● Given records:
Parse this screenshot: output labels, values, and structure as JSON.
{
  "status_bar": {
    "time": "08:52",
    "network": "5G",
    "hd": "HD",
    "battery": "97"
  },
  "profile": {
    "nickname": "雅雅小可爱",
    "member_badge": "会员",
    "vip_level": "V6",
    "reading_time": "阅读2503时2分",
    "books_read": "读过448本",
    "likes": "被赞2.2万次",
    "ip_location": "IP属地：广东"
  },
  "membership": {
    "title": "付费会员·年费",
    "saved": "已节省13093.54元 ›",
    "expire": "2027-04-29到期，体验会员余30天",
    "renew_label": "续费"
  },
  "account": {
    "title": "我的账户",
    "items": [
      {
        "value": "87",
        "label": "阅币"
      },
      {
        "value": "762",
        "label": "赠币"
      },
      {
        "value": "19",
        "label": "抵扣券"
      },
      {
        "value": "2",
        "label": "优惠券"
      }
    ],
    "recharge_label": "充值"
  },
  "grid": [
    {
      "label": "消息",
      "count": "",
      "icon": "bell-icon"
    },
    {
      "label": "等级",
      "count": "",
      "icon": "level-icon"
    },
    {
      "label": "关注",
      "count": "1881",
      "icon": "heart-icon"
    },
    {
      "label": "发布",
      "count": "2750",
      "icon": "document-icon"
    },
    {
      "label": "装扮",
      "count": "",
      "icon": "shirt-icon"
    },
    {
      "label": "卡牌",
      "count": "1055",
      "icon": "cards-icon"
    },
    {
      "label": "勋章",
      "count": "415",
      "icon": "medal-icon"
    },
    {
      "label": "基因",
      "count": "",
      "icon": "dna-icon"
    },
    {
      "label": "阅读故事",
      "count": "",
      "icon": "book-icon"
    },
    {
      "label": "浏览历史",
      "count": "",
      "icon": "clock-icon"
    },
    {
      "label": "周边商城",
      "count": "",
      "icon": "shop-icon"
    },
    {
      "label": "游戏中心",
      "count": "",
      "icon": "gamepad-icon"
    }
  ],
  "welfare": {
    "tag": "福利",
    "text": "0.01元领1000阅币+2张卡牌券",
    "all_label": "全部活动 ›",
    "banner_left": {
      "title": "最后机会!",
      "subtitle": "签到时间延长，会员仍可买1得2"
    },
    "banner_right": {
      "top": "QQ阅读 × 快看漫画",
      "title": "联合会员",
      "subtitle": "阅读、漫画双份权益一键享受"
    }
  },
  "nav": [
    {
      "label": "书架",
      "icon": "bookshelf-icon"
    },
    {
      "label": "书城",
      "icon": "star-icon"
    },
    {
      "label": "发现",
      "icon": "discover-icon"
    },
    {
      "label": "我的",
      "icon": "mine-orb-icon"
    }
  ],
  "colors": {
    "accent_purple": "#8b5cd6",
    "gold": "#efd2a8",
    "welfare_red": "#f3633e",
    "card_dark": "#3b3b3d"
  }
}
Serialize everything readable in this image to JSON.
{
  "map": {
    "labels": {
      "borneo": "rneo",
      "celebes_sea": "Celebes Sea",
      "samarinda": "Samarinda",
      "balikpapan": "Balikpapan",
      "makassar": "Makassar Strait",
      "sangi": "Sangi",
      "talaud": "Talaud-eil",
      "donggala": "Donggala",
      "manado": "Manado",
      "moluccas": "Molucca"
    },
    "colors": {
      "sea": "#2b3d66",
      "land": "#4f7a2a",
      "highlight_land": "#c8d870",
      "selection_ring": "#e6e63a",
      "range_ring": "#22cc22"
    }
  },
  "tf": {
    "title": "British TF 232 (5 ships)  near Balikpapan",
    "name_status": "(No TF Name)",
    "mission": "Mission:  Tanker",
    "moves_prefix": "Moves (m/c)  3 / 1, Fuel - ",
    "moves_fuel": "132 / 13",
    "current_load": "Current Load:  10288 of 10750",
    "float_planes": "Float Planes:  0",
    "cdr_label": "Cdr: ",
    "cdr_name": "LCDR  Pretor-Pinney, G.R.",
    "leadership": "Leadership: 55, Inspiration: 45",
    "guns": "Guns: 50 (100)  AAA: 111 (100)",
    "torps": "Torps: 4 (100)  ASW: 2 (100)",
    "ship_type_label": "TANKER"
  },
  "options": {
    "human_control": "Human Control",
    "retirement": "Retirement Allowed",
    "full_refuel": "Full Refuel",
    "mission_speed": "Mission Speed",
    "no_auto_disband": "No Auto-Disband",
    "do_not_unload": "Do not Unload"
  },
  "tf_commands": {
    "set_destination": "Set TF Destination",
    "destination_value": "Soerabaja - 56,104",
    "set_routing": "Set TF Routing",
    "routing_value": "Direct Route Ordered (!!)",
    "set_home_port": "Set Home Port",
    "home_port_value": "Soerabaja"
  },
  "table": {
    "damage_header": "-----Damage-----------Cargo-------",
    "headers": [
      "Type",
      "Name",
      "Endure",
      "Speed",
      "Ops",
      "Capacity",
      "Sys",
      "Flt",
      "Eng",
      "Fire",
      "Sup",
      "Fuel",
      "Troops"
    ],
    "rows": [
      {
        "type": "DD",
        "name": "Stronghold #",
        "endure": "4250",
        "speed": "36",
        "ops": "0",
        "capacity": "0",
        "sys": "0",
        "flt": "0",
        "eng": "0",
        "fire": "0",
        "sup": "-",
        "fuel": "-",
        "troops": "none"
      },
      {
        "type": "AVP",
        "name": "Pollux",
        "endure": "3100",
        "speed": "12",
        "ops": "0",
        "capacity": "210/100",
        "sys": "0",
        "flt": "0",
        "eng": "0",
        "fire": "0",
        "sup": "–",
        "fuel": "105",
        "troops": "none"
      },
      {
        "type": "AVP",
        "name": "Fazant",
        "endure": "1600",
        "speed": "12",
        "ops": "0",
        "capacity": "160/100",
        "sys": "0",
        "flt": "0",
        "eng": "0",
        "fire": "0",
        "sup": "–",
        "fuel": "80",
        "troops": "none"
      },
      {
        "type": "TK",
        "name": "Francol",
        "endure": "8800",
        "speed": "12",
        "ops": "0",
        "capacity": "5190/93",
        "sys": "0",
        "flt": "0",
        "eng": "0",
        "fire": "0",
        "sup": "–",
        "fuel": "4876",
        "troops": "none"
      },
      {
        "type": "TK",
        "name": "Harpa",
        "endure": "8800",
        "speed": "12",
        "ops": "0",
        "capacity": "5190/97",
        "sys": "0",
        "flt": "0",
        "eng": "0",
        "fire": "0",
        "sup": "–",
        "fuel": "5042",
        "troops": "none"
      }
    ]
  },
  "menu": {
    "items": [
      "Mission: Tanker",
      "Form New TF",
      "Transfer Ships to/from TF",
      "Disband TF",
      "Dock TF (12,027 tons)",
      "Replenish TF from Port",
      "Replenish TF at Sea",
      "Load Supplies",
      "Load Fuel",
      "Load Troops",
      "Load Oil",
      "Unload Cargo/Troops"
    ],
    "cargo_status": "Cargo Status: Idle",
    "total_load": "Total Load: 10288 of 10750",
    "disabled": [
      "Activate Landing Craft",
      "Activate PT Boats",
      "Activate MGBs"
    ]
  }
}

● Written problem:
Pull every line containing "Cargo" from the material above.

● Task response:
    "damage_header": "-----Damage-----------Cargo-------",
      "Unload Cargo/Troops"
    "cargo_status": "Cargo Status: Idle",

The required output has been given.